(Extracted records)
——

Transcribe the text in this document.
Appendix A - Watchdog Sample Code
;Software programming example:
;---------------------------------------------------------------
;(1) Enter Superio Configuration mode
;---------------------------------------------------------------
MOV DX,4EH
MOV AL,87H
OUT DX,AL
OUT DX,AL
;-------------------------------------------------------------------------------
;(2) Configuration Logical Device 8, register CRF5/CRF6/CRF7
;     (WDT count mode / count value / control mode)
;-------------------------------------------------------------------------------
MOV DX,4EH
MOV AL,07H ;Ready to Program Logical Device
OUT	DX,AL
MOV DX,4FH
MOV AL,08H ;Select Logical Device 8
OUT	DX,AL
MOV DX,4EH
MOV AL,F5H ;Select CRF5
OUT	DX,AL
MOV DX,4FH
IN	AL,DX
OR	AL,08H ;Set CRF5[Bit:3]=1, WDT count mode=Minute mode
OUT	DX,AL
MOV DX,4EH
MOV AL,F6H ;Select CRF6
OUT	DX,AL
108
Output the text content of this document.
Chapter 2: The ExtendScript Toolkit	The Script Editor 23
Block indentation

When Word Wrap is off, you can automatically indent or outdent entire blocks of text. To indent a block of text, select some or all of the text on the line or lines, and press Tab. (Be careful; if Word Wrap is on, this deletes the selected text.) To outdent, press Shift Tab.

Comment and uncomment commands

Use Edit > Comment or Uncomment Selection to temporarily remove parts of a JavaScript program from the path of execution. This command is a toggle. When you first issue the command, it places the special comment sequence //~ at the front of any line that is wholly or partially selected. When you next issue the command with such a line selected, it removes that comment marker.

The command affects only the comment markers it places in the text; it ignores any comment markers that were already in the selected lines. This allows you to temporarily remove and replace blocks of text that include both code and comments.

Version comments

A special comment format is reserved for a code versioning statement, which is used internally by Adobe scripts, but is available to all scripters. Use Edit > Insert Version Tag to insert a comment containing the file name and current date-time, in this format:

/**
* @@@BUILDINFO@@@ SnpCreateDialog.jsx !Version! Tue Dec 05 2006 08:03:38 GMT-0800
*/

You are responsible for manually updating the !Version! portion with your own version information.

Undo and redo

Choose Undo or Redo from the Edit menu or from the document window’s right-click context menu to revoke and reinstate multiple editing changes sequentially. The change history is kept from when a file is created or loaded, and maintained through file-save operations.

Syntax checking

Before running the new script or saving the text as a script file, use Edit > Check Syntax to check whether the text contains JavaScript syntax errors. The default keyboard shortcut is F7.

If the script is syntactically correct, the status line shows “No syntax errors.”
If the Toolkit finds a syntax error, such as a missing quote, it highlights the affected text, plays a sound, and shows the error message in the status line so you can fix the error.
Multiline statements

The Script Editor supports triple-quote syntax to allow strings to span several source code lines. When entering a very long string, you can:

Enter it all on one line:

——

§ Your instructions
Go through the entries and return each line where the word "Configuration" appears.

§ Written answer
;(1) Enter Superio Configuration mode
;(2) Configuration Logical Device 8, register CRF5/CRF6/CRF7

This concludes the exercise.